Data records
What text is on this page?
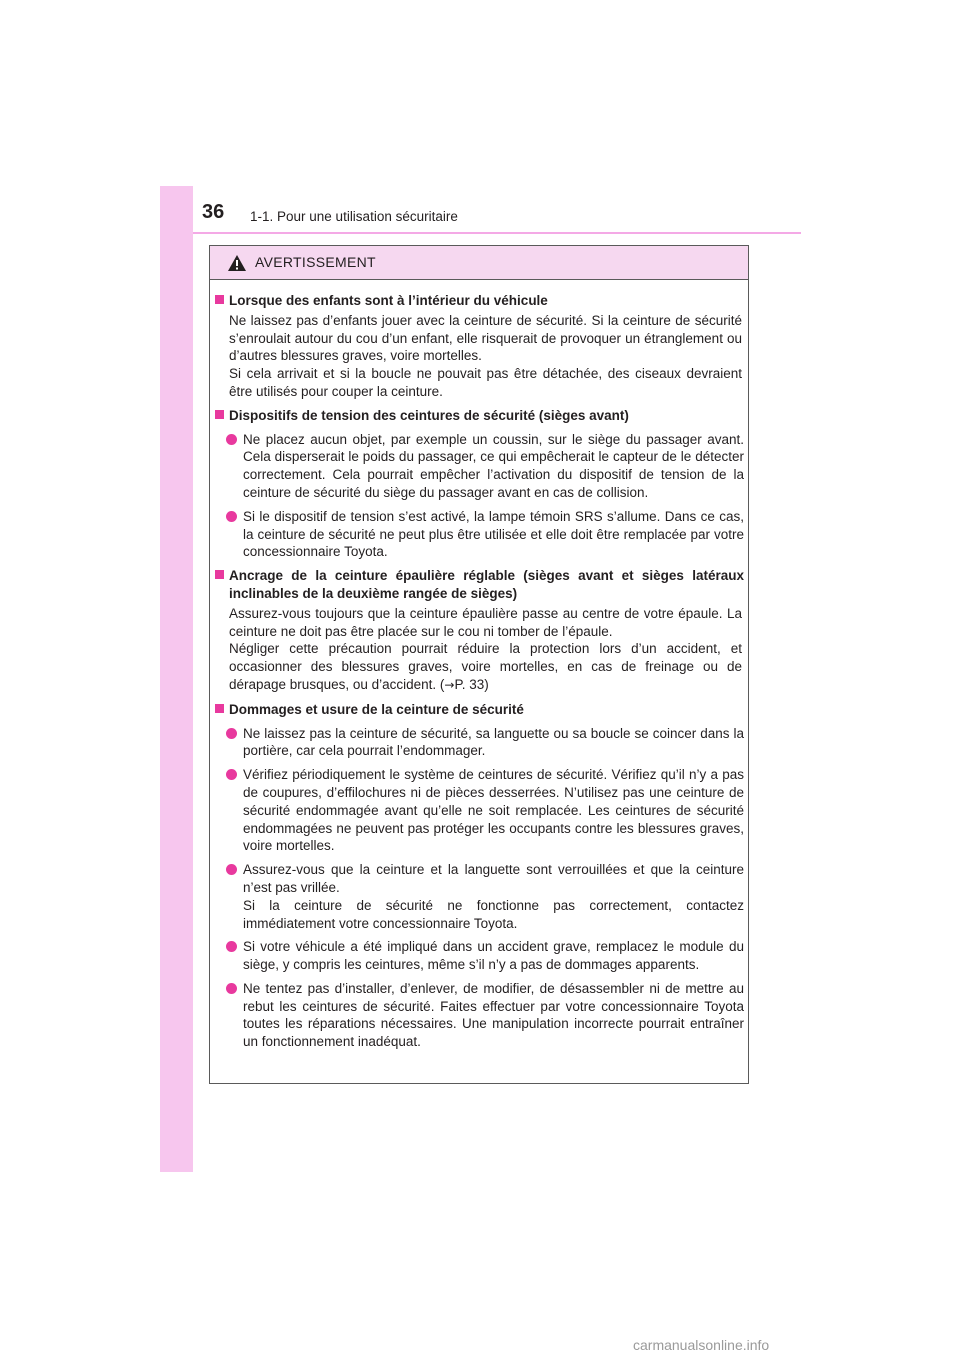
36 1-1. Pour une utilisation sécuritaire
AVERTISSEMENT
Lorsque des enfants sont à l’intérieur du véhicule
Ne laissez pas d’enfants jouer avec la ceinture de sécurité. Si la ceinture de sécurité s’enroulait autour du cou d’un enfant, elle risquerait de provoquer un étranglement ou d’autres blessures graves, voire mortelles.
Si cela arrivait et si la boucle ne pouvait pas être détachée, des ciseaux devraient être utilisés pour couper la ceinture.
Dispositifs de tension des ceintures de sécurité (sièges avant)
Ne placez aucun objet, par exemple un coussin, sur le siège du passager avant. Cela disperserait le poids du passager, ce qui empêcherait le capteur de le détecter correctement. Cela pourrait empêcher l’activation du dispositif de tension de la ceinture de sécurité du siège du passager avant en cas de collision.
Si le dispositif de tension s’est activé, la lampe témoin SRS s’allume. Dans ce cas, la ceinture de sécurité ne peut plus être utilisée et elle doit être remplacée par votre concessionnaire Toyota.
Ancrage de la ceinture épaulière réglable (sièges avant et sièges latéraux inclinables de la deuxième rangée de sièges)
Assurez-vous toujours que la ceinture épaulière passe au centre de votre épaule. La ceinture ne doit pas être placée sur le cou ni tomber de l’épaule.
Négliger cette précaution pourrait réduire la protection lors d’un accident, et occasionner des blessures graves, voire mortelles, en cas de freinage ou de dérapage brusques, ou d’accident. (→P. 33)
Dommages et usure de la ceinture de sécurité
Ne laissez pas la ceinture de sécurité, sa languette ou sa boucle se coincer dans la portière, car cela pourrait l’endommager.
Vérifiez périodiquement le système de ceintures de sécurité. Vérifiez qu’il n’y a pas de coupures, d’effilochures ni de pièces desserrées. N’utilisez pas une ceinture de sécurité endommagée avant qu’elle ne soit remplacée. Les ceintures de sécurité endommagées ne peuvent pas protéger les occupants contre les blessures graves, voire mortelles.
Assurez-vous que la ceinture et la languette sont verrouillées et que la ceinture n’est pas vrillée.
Si la ceinture de sécurité ne fonctionne pas correctement, contactez immédiatement votre concessionnaire Toyota.
Si votre véhicule a été impliqué dans un accident grave, remplacez le module du siège, y compris les ceintures, même s’il n’y a pas de dommages apparents.
Ne tentez pas d’installer, d’enlever, de modifier, de désassembler ni de mettre au rebut les ceintures de sécurité. Faites effectuer par votre concessionnaire Toyota toutes les réparations nécessaires. Une manipulation incorrecte pourrait entraîner un fonctionnement inadéquat.
carmanualsonline.info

■ **AIM OF THE TASK**
Track down all lines above with the string "vous" and copy them.

■ **WRITTEN SOLUTION**
Assurez-vous toujours que la ceinture épaulière passe au centre de votre épaule. La ceinture ne doit pas être placée sur le cou ni tomber de l’épaule.
Assurez-vous que la ceinture et la languette sont verrouillées et que la ceinture n’est pas vrillée.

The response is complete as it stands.